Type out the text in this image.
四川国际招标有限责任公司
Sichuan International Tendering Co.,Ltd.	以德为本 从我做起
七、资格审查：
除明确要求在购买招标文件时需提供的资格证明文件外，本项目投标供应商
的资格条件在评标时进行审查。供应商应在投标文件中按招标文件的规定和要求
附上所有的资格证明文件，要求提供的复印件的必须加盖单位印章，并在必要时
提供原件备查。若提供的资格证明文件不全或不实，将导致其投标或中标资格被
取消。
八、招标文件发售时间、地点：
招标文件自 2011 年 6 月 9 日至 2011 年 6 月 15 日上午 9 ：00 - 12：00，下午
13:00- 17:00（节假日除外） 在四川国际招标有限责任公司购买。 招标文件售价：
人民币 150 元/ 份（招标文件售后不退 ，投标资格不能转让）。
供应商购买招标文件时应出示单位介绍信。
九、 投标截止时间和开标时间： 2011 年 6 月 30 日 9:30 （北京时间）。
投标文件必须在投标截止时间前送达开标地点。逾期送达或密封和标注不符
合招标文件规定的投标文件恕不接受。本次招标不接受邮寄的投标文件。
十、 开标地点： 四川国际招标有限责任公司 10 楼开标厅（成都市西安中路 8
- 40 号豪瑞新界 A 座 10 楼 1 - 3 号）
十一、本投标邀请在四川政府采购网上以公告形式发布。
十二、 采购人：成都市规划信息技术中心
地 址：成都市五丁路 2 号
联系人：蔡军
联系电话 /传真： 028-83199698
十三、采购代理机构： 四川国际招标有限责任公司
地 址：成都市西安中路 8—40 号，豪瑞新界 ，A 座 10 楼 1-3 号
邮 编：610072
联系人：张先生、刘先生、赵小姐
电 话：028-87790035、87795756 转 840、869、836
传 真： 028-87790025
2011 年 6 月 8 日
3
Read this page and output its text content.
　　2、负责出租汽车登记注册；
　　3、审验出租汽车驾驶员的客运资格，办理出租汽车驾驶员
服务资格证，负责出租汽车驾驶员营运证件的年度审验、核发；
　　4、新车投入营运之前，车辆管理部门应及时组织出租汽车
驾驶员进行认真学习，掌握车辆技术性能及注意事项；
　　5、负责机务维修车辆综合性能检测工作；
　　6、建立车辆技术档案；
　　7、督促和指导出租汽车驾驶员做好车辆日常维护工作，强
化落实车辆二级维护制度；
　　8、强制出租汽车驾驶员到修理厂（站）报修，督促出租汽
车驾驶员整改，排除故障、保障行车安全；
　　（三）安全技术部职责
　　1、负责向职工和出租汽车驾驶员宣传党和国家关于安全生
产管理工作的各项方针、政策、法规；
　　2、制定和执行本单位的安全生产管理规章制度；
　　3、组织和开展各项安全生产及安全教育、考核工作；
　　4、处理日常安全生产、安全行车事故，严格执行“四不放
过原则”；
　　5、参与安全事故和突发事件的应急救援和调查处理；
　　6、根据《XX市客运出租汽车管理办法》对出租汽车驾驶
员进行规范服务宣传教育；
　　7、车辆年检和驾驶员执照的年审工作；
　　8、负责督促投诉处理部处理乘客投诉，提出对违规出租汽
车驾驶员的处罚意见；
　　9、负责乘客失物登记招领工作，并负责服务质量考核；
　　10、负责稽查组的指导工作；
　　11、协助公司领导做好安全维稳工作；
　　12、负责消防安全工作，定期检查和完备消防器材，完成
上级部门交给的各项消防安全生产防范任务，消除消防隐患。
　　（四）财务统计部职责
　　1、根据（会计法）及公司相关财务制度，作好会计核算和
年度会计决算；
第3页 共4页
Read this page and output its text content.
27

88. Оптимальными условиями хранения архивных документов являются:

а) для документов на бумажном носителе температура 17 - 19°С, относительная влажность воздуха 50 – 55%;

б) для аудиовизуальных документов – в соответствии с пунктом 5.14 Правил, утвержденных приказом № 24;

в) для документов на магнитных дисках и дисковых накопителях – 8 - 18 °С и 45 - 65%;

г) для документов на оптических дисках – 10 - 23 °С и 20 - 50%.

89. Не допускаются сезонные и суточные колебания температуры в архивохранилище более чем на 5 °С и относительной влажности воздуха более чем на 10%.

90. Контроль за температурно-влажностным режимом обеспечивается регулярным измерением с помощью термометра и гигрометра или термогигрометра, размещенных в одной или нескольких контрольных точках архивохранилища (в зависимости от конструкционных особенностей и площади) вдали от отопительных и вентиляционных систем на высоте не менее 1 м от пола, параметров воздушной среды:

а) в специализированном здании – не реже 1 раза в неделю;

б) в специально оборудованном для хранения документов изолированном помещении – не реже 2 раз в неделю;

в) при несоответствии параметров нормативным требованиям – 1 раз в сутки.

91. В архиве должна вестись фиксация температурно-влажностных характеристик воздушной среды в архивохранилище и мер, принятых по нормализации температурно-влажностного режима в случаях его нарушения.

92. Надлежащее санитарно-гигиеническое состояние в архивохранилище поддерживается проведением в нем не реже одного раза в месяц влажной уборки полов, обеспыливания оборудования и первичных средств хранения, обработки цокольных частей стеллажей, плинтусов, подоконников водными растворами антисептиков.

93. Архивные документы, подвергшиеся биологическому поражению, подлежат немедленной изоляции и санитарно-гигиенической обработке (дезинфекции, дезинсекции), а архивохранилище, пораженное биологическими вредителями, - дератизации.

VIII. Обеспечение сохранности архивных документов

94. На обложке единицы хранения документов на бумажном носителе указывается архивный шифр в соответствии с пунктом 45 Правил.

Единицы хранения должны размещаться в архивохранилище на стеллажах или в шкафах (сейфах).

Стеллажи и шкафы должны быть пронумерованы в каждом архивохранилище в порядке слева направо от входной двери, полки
━━━━━━━━━━━━━━━━━━━━
Word for word, extract all the records.

Type out the text in this image.
四川国际招标有限责任公司
Sichuan International Tendering Co.,Ltd.	以德为本 从我做起
七、资格审查：
除明确要求在购买招标文件时需提供的资格证明文件外，本项目投标供应商
的资格条件在评标时进行审查。供应商应在投标文件中按招标文件的规定和要求
附上所有的资格证明文件，要求提供的复印件的必须加盖单位印章，并在必要时
提供原件备查。若提供的资格证明文件不全或不实，将导致其投标或中标资格被
取消。
八、招标文件发售时间、地点：
招标文件自 2011 年 6 月 9 日至 2011 年 6 月 15 日上午 9 ：00 - 12：00，下午
13:00- 17:00（节假日除外） 在四川国际招标有限责任公司购买。 招标文件售价：
人民币 150 元/ 份（招标文件售后不退 ，投标资格不能转让）。
供应商购买招标文件时应出示单位介绍信。
九、 投标截止时间和开标时间： 2011 年 6 月 30 日 9:30 （北京时间）。
投标文件必须在投标截止时间前送达开标地点。逾期送达或密封和标注不符
合招标文件规定的投标文件恕不接受。本次招标不接受邮寄的投标文件。
十、 开标地点： 四川国际招标有限责任公司 10 楼开标厅（成都市西安中路 8
- 40 号豪瑞新界 A 座 10 楼 1 - 3 号）
十一、本投标邀请在四川政府采购网上以公告形式发布。
十二、 采购人：成都市规划信息技术中心
地 址：成都市五丁路 2 号
联系人：蔡军
联系电话 /传真： 028-83199698
十三、采购代理机构： 四川国际招标有限责任公司
地 址：成都市西安中路 8—40 号，豪瑞新界 ，A 座 10 楼 1-3 号
邮 编：610072
联系人：张先生、刘先生、赵小姐
电 话：028-87790035、87795756 转 840、869、836
传 真： 028-87790025
2011 年 6 月 8 日
3
Read this page and output its text content.
　　2、负责出租汽车登记注册；
　　3、审验出租汽车驾驶员的客运资格，办理出租汽车驾驶员
服务资格证，负责出租汽车驾驶员营运证件的年度审验、核发；
　　4、新车投入营运之前，车辆管理部门应及时组织出租汽车
驾驶员进行认真学习，掌握车辆技术性能及注意事项；
　　5、负责机务维修车辆综合性能检测工作；
　　6、建立车辆技术档案；
　　7、督促和指导出租汽车驾驶员做好车辆日常维护工作，强
化落实车辆二级维护制度；
　　8、强制出租汽车驾驶员到修理厂（站）报修，督促出租汽
车驾驶员整改，排除故障、保障行车安全；
　　（三）安全技术部职责
　　1、负责向职工和出租汽车驾驶员宣传党和国家关于安全生
产管理工作的各项方针、政策、法规；
　　2、制定和执行本单位的安全生产管理规章制度；
　　3、组织和开展各项安全生产及安全教育、考核工作；
　　4、处理日常安全生产、安全行车事故，严格执行“四不放
过原则”；
　　5、参与安全事故和突发事件的应急救援和调查处理；
　　6、根据《XX市客运出租汽车管理办法》对出租汽车驾驶
员进行规范服务宣传教育；
　　7、车辆年检和驾驶员执照的年审工作；
　　8、负责督促投诉处理部处理乘客投诉，提出对违规出租汽
车驾驶员的处罚意见；
　　9、负责乘客失物登记招领工作，并负责服务质量考核；
　　10、负责稽查组的指导工作；
　　11、协助公司领导做好安全维稳工作；
　　12、负责消防安全工作，定期检查和完备消防器材，完成
上级部门交给的各项消防安全生产防范任务，消除消防隐患。
　　（四）财务统计部职责
　　1、根据（会计法）及公司相关财务制度，作好会计核算和
年度会计决算；
第3页 共4页
Read this page and output its text content.
27

88. Оптимальными условиями хранения архивных документов являются:

а) для документов на бумажном носителе температура 17 - 19°С, относительная влажность воздуха 50 – 55%;

б) для аудиовизуальных документов – в соответствии с пунктом 5.14 Правил, утвержденных приказом № 24;

в) для документов на магнитных дисках и дисковых накопителях – 8 - 18 °С и 45 - 65%;

г) для документов на оптических дисках – 10 - 23 °С и 20 - 50%.

89. Не допускаются сезонные и суточные колебания температуры в архивохранилище более чем на 5 °С и относительной влажности воздуха более чем на 10%.

90. Контроль за температурно-влажностным режимом обеспечивается регулярным измерением с помощью термометра и гигрометра или термогигрометра, размещенных в одной или нескольких контрольных точках архивохранилища (в зависимости от конструкционных особенностей и площади) вдали от отопительных и вентиляционных систем на высоте не менее 1 м от пола, параметров воздушной среды:

а) в специализированном здании – не реже 1 раза в неделю;

б) в специально оборудованном для хранения документов изолированном помещении – не реже 2 раз в неделю;

в) при несоответствии параметров нормативным требованиям – 1 раз в сутки.

91. В архиве должна вестись фиксация температурно-влажностных характеристик воздушной среды в архивохранилище и мер, принятых по нормализации температурно-влажностного режима в случаях его нарушения.

92. Надлежащее санитарно-гигиеническое состояние в архивохранилище поддерживается проведением в нем не реже одного раза в месяц влажной уборки полов, обеспыливания оборудования и первичных средств хранения, обработки цокольных частей стеллажей, плинтусов, подоконников водными растворами антисептиков.

93. Архивные документы, подвергшиеся биологическому поражению, подлежат немедленной изоляции и санитарно-гигиенической обработке (дезинфекции, дезинсекции), а архивохранилище, пораженное биологическими вредителями, - дератизации.

VIII. Обеспечение сохранности архивных документов

94. На обложке единицы хранения документов на бумажном носителе указывается архивный шифр в соответствии с пунктом 45 Правил.

Единицы хранения должны размещаться в архивохранилище на стеллажах или в шкафах (сейфах).

Стеллажи и шкафы должны быть пронумерованы в каждом архивохранилище в порядке слева направо от входной двери, полки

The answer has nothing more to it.